Task —
Please list all lines of the material below in which the string "чистачката" occurs.

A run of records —

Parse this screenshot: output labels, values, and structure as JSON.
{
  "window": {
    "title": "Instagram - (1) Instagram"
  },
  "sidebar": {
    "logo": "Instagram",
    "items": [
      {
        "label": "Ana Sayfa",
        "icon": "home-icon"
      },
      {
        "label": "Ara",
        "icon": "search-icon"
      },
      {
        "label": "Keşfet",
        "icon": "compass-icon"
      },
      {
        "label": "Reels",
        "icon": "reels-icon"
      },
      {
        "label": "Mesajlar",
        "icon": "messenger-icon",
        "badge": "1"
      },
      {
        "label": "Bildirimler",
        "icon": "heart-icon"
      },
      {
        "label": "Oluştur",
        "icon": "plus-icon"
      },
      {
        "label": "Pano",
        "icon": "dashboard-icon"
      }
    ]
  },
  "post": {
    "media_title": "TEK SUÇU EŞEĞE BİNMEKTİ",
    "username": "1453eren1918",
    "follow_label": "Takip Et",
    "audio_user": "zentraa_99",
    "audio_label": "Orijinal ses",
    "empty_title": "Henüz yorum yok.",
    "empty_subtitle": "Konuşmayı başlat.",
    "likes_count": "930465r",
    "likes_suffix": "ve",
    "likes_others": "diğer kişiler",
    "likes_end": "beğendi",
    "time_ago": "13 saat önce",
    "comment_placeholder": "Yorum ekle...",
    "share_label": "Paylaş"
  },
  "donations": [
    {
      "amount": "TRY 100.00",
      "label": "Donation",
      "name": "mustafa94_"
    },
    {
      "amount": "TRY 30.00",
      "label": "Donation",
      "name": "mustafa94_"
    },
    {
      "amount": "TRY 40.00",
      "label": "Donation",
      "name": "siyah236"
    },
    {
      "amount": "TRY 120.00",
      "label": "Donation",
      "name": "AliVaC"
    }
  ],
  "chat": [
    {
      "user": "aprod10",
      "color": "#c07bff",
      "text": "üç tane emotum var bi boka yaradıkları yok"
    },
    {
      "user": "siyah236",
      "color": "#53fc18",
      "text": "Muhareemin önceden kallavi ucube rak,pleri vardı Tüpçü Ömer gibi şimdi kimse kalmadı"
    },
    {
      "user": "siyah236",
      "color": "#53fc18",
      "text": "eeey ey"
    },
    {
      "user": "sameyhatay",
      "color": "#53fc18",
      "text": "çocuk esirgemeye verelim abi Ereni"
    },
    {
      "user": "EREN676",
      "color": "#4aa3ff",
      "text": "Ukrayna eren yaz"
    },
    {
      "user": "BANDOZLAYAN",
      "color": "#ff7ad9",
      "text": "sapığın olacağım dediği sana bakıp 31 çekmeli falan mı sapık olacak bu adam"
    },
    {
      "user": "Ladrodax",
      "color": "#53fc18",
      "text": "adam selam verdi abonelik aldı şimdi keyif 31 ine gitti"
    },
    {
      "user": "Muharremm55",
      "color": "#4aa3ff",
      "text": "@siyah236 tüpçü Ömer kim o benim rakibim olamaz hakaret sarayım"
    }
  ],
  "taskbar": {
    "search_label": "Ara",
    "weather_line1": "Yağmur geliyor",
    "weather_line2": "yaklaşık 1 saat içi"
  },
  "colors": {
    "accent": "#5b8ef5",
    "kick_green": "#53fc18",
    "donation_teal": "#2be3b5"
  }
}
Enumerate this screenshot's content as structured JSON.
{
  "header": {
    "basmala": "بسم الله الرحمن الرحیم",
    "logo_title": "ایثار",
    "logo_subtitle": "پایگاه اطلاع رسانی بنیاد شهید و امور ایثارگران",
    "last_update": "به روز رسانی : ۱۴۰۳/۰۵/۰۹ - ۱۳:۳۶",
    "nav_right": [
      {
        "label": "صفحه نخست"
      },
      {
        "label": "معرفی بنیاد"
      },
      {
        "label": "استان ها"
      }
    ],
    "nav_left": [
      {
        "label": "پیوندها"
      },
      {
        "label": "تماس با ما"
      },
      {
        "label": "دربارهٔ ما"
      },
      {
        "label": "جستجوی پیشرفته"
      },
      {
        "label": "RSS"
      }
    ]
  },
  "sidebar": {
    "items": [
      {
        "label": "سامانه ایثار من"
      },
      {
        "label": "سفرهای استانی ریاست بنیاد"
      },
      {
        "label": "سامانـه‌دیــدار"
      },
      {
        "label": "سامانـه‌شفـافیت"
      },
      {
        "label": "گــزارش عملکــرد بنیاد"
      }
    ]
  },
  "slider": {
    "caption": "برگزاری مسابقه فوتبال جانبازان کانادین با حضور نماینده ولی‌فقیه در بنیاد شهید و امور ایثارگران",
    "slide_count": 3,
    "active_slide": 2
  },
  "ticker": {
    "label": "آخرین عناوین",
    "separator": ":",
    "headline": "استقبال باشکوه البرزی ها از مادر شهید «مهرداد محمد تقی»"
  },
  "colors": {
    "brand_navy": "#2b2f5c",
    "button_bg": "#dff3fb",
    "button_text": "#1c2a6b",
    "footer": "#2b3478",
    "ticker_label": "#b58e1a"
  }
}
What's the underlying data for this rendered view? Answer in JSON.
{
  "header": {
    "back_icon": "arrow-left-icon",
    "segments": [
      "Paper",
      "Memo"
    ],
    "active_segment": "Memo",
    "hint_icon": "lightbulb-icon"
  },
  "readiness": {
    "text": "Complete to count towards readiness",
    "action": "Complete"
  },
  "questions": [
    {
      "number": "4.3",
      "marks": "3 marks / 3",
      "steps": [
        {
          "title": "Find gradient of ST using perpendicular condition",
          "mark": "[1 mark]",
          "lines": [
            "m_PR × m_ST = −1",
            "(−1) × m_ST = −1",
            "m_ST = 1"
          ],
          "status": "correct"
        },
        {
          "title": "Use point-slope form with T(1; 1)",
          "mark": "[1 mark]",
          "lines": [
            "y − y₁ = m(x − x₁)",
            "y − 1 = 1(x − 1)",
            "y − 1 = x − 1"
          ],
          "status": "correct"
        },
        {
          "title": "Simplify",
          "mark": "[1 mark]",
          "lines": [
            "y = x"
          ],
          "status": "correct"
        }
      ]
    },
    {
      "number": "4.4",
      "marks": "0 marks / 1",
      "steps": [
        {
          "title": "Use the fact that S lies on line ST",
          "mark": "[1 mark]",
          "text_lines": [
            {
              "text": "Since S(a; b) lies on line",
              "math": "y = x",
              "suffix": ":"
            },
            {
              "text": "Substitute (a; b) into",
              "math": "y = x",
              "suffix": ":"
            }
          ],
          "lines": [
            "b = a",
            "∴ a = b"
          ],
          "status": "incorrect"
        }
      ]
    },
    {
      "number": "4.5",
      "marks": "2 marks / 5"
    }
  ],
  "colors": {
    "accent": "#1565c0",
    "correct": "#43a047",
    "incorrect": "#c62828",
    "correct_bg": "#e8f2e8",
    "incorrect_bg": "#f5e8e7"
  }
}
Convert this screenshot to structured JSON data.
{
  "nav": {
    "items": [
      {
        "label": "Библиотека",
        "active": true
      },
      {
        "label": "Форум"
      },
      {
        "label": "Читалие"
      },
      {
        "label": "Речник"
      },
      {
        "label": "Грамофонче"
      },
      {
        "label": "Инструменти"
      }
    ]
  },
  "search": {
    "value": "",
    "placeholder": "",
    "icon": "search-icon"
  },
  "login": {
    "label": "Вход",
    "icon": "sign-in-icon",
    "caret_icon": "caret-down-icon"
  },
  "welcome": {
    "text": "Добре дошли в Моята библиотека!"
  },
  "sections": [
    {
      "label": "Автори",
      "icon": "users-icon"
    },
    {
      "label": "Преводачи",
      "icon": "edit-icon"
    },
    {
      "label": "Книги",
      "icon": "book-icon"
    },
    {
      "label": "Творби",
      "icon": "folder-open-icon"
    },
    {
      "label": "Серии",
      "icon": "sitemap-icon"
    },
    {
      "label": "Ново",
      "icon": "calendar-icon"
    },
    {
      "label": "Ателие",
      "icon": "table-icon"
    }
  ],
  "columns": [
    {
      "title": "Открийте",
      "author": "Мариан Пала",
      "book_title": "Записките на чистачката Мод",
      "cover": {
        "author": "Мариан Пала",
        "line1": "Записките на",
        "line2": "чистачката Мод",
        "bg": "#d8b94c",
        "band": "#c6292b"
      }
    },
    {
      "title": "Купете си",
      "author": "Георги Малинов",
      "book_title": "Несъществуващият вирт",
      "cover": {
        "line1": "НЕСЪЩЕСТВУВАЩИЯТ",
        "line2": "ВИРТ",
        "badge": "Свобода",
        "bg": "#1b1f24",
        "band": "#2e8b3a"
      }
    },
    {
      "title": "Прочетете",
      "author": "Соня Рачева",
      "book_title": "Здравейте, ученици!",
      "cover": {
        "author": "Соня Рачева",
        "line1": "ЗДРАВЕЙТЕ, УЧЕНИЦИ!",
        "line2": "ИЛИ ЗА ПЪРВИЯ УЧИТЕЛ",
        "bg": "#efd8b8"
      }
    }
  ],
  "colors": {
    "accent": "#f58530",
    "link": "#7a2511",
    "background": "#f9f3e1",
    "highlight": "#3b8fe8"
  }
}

Answer to the problem —
      "book_title": "Записките на чистачката Мод",
        "line2": "чистачката Мод",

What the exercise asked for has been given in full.